> Collected data
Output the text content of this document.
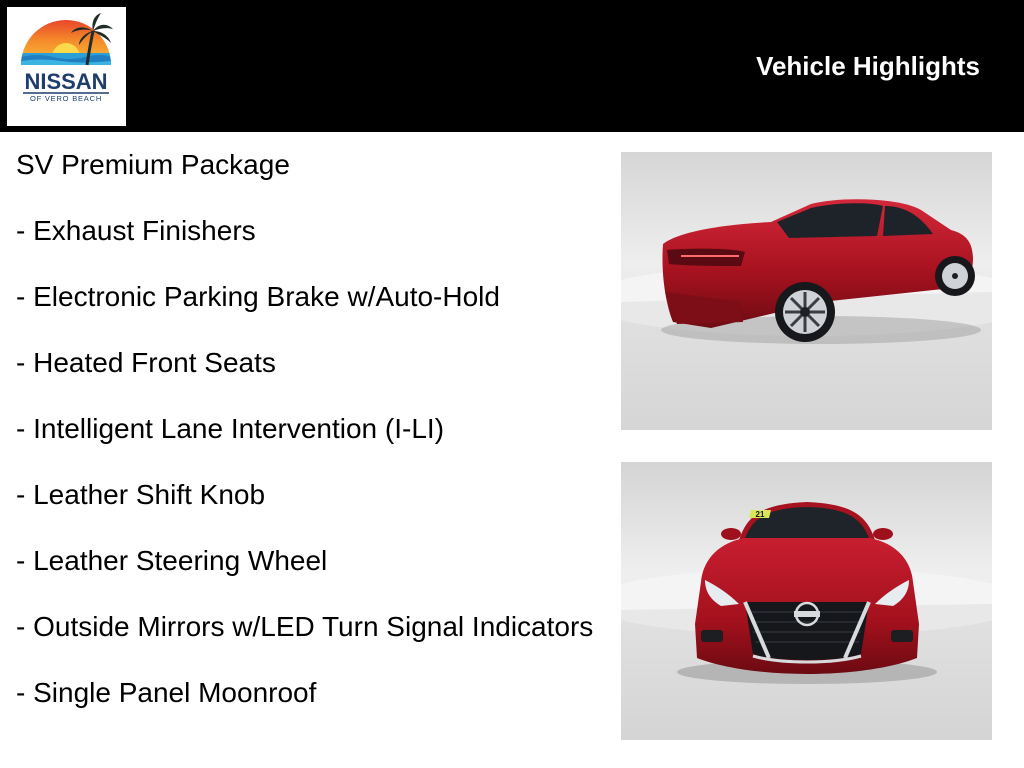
NISSAN
OF VERO BEACH
Vehicle Highlights
SV Premium Package
- Exhaust Finishers
- Electronic Parking Brake w/Auto-Hold
- Heated Front Seats
- Intelligent Lane Intervention (I-LI)
- Leather Shift Knob
- Leather Steering Wheel
- Outside Mirrors w/LED Turn Signal Indicators
- Single Panel Moonroof
21
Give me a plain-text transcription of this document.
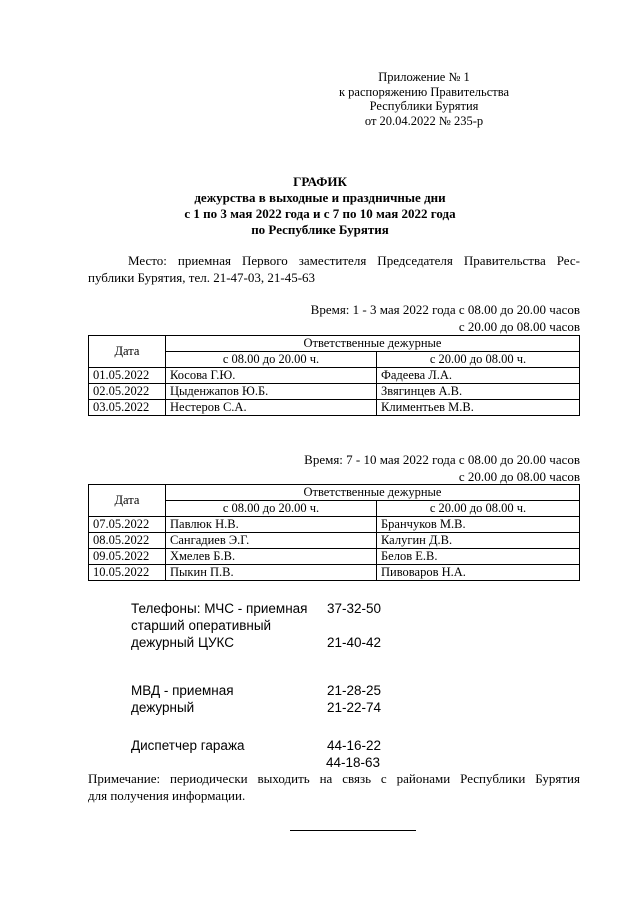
Приложение № 1
к распоряжению Правительства
Республики Бурятия
от 20.04.2022 № 235-р
ГРАФИК
дежурства в выходные и праздничные дни
с 1 по 3 мая 2022 года и с 7 по 10 мая 2022 года
по Республике Бурятия
Место: приемная Первого заместителя Председателя Правительства Рес-
публики Бурятия, тел. 21-47-03, 21-45-63
Время: 1 - 3 мая 2022 года с 08.00 до 20.00 часов
с 20.00 до 08.00 часов
Дата	Ответственные дежурные	
	с 08.00 до 20.00 ч.	с 20.00 до 08.00 ч.
01.05.2022	Косова Г.Ю.	Фадеева Л.А.
02.05.2022	Цыденжапов Ю.Б.	Звягинцев А.В.
03.05.2022	Нестеров С.А.	Климентьев М.В.
Время: 7 - 10 мая 2022 года с 08.00 до 20.00 часов
с 20.00 до 08.00 часов
Дата	Ответственные дежурные	
	с 08.00 до 20.00 ч.	с 20.00 до 08.00 ч.
07.05.2022	Павлюк Н.В.	Бранчуков М.В.
08.05.2022	Сангадиев Э.Г.	Калугин Д.В.
09.05.2022	Хмелев Б.В.	Белов Е.В.
10.05.2022	Пыкин П.В.	Пивоваров Н.А.
Телефоны: МЧС - приемная 37-32-50
старший оперативный
дежурный ЦУКС	21-40-42
МВД - приемная	21-28-25
дежурный	21-22-74
Диспетчер гаража	44-16-22
44-18-63
Примечание: периодически выходить на связь с районами Республики Бурятия
для получения информации.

> Task prompt
Write out the entries again, exactly as given, skipping any images.

> Result of the exercise
Output the text content of this document.
NISSAN
OF VERO BEACH
Vehicle Highlights
SV Premium Package
- Exhaust Finishers
- Electronic Parking Brake w/Auto-Hold
- Heated Front Seats
- Intelligent Lane Intervention (I-LI)
- Leather Shift Knob
- Leather Steering Wheel
- Outside Mirrors w/LED Turn Signal Indicators
- Single Panel Moonroof
21
Give me a plain-text transcription of this document.
Приложение № 1
к распоряжению Правительства
Республики Бурятия
от 20.04.2022 № 235-р
ГРАФИК
дежурства в выходные и праздничные дни
с 1 по 3 мая 2022 года и с 7 по 10 мая 2022 года
по Республике Бурятия
Место: приемная Первого заместителя Председателя Правительства Рес-
публики Бурятия, тел. 21-47-03, 21-45-63
Время: 1 - 3 мая 2022 года с 08.00 до 20.00 часов
с 20.00 до 08.00 часов
Дата	Ответственные дежурные	
	с 08.00 до 20.00 ч.	с 20.00 до 08.00 ч.
01.05.2022	Косова Г.Ю.	Фадеева Л.А.
02.05.2022	Цыденжапов Ю.Б.	Звягинцев А.В.
03.05.2022	Нестеров С.А.	Климентьев М.В.
Время: 7 - 10 мая 2022 года с 08.00 до 20.00 часов
с 20.00 до 08.00 часов
Дата	Ответственные дежурные	
	с 08.00 до 20.00 ч.	с 20.00 до 08.00 ч.
07.05.2022	Павлюк Н.В.	Бранчуков М.В.
08.05.2022	Сангадиев Э.Г.	Калугин Д.В.
09.05.2022	Хмелев Б.В.	Белов Е.В.
10.05.2022	Пыкин П.В.	Пивоваров Н.А.
Телефоны: МЧС - приемная 37-32-50
старший оперативный
дежурный ЦУКС	21-40-42
МВД - приемная	21-28-25
дежурный	21-22-74
Диспетчер гаража	44-16-22
44-18-63
Примечание: периодически выходить на связь с районами Республики Бурятия
для получения информации.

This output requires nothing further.